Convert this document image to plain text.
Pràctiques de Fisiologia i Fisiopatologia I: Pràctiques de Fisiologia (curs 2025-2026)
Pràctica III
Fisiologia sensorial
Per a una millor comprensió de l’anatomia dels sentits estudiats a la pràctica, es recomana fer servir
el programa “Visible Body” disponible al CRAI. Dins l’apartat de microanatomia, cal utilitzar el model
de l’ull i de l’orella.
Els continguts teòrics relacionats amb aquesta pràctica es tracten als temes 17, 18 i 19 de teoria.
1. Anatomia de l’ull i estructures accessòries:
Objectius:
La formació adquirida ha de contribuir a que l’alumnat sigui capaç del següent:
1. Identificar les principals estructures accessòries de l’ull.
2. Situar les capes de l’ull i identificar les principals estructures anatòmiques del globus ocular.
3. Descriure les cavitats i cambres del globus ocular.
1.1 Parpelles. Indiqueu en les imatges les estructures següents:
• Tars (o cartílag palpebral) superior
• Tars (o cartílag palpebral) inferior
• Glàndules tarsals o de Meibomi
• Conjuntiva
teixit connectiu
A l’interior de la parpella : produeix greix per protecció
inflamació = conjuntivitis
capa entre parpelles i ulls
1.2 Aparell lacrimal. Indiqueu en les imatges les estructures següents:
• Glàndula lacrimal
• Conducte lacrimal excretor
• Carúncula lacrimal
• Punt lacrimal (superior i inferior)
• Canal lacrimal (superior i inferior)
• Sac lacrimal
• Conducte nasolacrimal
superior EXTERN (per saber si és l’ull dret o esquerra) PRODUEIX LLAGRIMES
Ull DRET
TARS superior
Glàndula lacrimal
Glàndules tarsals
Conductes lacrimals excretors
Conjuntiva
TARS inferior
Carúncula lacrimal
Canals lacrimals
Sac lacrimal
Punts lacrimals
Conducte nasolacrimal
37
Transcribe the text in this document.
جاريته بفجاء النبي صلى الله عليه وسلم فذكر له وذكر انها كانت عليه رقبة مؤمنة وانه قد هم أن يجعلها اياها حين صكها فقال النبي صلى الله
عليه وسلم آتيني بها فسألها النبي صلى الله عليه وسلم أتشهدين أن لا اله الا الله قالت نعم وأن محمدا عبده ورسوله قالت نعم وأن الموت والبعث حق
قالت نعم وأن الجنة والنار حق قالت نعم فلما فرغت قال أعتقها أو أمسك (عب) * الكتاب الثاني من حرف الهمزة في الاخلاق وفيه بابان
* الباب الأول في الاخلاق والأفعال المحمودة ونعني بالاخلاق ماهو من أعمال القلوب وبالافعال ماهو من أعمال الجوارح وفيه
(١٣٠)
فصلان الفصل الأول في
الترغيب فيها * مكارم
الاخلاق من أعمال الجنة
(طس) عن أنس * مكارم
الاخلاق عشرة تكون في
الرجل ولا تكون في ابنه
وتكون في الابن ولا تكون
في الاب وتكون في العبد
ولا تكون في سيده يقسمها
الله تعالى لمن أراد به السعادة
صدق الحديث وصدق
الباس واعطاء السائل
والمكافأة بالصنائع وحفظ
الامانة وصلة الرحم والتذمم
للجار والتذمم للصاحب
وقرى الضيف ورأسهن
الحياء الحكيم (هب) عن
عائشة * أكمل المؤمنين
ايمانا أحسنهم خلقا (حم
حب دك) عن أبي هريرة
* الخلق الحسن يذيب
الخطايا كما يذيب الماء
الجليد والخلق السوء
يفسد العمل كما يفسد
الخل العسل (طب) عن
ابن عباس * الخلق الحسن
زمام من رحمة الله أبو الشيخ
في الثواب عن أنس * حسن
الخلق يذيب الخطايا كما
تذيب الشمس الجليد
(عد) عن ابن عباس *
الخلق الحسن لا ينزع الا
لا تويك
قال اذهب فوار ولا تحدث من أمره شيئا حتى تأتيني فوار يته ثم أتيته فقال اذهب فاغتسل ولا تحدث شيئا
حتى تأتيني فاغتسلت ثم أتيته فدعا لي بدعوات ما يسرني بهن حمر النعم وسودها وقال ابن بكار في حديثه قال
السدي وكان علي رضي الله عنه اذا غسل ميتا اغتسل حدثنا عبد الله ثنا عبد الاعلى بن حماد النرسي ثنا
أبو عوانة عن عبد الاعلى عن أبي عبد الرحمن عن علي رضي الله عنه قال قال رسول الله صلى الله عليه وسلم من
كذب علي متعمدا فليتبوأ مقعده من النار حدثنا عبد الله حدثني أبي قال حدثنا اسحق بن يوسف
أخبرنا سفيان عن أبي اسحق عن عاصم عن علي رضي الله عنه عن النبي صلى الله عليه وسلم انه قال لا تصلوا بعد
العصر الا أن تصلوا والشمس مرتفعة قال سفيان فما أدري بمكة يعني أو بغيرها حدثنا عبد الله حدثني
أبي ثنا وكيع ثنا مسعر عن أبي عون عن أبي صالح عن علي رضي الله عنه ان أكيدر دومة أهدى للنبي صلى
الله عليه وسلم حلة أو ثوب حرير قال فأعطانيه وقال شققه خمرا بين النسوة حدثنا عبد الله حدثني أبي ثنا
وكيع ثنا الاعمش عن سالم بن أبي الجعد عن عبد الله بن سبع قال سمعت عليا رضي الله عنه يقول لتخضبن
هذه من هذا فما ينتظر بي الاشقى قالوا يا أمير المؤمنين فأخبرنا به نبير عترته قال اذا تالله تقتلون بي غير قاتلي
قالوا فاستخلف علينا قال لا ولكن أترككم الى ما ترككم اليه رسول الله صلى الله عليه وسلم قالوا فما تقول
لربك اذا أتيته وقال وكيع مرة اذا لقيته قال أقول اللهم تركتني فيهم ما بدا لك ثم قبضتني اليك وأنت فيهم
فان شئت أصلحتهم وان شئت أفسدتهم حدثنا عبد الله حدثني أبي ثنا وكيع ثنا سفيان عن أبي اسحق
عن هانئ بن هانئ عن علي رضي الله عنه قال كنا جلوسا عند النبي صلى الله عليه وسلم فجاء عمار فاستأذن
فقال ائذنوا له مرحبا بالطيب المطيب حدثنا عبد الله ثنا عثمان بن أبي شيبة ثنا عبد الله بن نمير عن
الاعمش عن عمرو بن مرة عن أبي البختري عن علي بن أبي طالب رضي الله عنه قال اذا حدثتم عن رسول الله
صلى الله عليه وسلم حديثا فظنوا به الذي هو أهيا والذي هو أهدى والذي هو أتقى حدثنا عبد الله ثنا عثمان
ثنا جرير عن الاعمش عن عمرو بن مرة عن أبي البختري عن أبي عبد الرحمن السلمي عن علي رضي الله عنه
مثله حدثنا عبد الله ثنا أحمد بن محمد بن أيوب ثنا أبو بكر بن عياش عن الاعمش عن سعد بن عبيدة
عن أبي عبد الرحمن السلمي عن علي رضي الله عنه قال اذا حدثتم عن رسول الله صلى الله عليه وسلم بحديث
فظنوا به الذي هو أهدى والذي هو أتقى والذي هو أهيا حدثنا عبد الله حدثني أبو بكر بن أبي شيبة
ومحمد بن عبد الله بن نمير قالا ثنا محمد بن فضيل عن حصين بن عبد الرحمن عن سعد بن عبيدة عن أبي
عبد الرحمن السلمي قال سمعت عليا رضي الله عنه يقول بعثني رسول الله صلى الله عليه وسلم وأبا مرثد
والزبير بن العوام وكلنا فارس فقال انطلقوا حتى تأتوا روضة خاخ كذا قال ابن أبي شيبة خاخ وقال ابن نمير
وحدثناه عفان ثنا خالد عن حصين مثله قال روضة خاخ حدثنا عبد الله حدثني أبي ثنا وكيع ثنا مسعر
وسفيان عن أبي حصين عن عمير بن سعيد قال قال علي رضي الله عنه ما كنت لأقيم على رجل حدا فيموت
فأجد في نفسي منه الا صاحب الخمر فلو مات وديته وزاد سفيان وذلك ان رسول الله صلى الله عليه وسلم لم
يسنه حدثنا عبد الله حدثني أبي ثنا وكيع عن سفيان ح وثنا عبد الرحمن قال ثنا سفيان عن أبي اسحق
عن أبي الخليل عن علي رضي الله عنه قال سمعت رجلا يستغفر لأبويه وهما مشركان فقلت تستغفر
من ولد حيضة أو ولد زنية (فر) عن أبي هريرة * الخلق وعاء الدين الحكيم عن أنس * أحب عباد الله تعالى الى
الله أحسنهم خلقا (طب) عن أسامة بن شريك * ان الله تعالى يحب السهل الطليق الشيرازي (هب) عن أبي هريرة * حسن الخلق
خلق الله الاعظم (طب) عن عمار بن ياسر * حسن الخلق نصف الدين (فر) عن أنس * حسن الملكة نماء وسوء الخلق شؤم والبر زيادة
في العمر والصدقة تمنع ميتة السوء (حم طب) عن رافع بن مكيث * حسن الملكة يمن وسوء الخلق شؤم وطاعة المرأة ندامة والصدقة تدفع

---*---

Copy out each line of the entries that holds "الحكيم".

### Finished answer:
الحياء الحكيم (هب) عن
من ولد حيضة أو ولد زنية (فر) عن أبي هريرة * الخلق وعاء الدين الحكيم عن أنس * أحب عباد الله تعالى الى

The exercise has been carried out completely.